━━━━━ PROVIDED ENTRIES

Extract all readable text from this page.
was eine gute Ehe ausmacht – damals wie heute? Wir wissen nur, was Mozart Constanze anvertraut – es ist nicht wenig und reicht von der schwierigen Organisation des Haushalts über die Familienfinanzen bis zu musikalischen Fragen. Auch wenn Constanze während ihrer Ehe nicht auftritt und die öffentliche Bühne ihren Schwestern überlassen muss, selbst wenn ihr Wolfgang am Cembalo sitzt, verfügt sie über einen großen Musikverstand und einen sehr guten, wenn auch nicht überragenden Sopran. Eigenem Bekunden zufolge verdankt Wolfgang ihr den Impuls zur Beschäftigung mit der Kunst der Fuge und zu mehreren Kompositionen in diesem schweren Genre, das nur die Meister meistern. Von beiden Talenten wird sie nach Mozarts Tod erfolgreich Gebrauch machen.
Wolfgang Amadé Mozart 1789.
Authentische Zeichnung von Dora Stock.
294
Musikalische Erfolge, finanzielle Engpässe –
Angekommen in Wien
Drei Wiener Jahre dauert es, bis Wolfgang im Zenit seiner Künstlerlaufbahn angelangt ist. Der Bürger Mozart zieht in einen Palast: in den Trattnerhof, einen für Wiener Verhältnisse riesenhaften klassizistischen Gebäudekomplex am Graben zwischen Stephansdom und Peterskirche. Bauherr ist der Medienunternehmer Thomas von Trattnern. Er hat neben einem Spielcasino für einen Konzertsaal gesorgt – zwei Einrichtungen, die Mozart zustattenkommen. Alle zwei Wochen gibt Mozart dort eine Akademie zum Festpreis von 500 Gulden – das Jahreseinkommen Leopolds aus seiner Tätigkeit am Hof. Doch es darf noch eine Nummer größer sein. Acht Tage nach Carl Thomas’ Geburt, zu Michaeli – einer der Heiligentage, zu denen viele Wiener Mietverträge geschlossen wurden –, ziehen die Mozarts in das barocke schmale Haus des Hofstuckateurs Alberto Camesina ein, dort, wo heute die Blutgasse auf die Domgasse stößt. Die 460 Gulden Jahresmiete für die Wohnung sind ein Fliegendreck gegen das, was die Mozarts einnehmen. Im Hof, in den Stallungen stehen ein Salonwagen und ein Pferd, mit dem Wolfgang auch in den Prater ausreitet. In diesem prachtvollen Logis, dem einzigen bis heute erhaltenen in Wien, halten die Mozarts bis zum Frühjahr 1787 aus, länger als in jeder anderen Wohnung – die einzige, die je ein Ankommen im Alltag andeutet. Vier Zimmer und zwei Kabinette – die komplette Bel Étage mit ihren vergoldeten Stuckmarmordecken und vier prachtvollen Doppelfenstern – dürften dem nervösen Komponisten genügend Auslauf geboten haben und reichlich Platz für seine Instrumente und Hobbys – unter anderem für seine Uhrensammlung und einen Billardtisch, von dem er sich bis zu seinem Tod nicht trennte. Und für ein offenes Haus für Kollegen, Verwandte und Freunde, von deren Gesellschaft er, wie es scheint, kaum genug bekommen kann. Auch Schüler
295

━━━━━━━━━━

* EXERCISE GOAL
Return all the data above once more, precisely as given.

* WRITTEN SOLUTION
Extract all readable text from this page.
was eine gute Ehe ausmacht – damals wie heute? Wir wissen nur, was Mozart Constanze anvertraut – es ist nicht wenig und reicht von der schwierigen Organisation des Haushalts über die Familienfinanzen bis zu musikalischen Fragen. Auch wenn Constanze während ihrer Ehe nicht auftritt und die öffentliche Bühne ihren Schwestern überlassen muss, selbst wenn ihr Wolfgang am Cembalo sitzt, verfügt sie über einen großen Musikverstand und einen sehr guten, wenn auch nicht überragenden Sopran. Eigenem Bekunden zufolge verdankt Wolfgang ihr den Impuls zur Beschäftigung mit der Kunst der Fuge und zu mehreren Kompositionen in diesem schweren Genre, das nur die Meister meistern. Von beiden Talenten wird sie nach Mozarts Tod erfolgreich Gebrauch machen.
Wolfgang Amadé Mozart 1789.
Authentische Zeichnung von Dora Stock.
294
Musikalische Erfolge, finanzielle Engpässe –
Angekommen in Wien
Drei Wiener Jahre dauert es, bis Wolfgang im Zenit seiner Künstlerlaufbahn angelangt ist. Der Bürger Mozart zieht in einen Palast: in den Trattnerhof, einen für Wiener Verhältnisse riesenhaften klassizistischen Gebäudekomplex am Graben zwischen Stephansdom und Peterskirche. Bauherr ist der Medienunternehmer Thomas von Trattnern. Er hat neben einem Spielcasino für einen Konzertsaal gesorgt – zwei Einrichtungen, die Mozart zustattenkommen. Alle zwei Wochen gibt Mozart dort eine Akademie zum Festpreis von 500 Gulden – das Jahreseinkommen Leopolds aus seiner Tätigkeit am Hof. Doch es darf noch eine Nummer größer sein. Acht Tage nach Carl Thomas’ Geburt, zu Michaeli – einer der Heiligentage, zu denen viele Wiener Mietverträge geschlossen wurden –, ziehen die Mozarts in das barocke schmale Haus des Hofstuckateurs Alberto Camesina ein, dort, wo heute die Blutgasse auf die Domgasse stößt. Die 460 Gulden Jahresmiete für die Wohnung sind ein Fliegendreck gegen das, was die Mozarts einnehmen. Im Hof, in den Stallungen stehen ein Salonwagen und ein Pferd, mit dem Wolfgang auch in den Prater ausreitet. In diesem prachtvollen Logis, dem einzigen bis heute erhaltenen in Wien, halten die Mozarts bis zum Frühjahr 1787 aus, länger als in jeder anderen Wohnung – die einzige, die je ein Ankommen im Alltag andeutet. Vier Zimmer und zwei Kabinette – die komplette Bel Étage mit ihren vergoldeten Stuckmarmordecken und vier prachtvollen Doppelfenstern – dürften dem nervösen Komponisten genügend Auslauf geboten haben und reichlich Platz für seine Instrumente und Hobbys – unter anderem für seine Uhrensammlung und einen Billardtisch, von dem er sich bis zu seinem Tod nicht trennte. Und für ein offenes Haus für Kollegen, Verwandte und Freunde, von deren Gesellschaft er, wie es scheint, kaum genug bekommen kann. Auch Schüler
295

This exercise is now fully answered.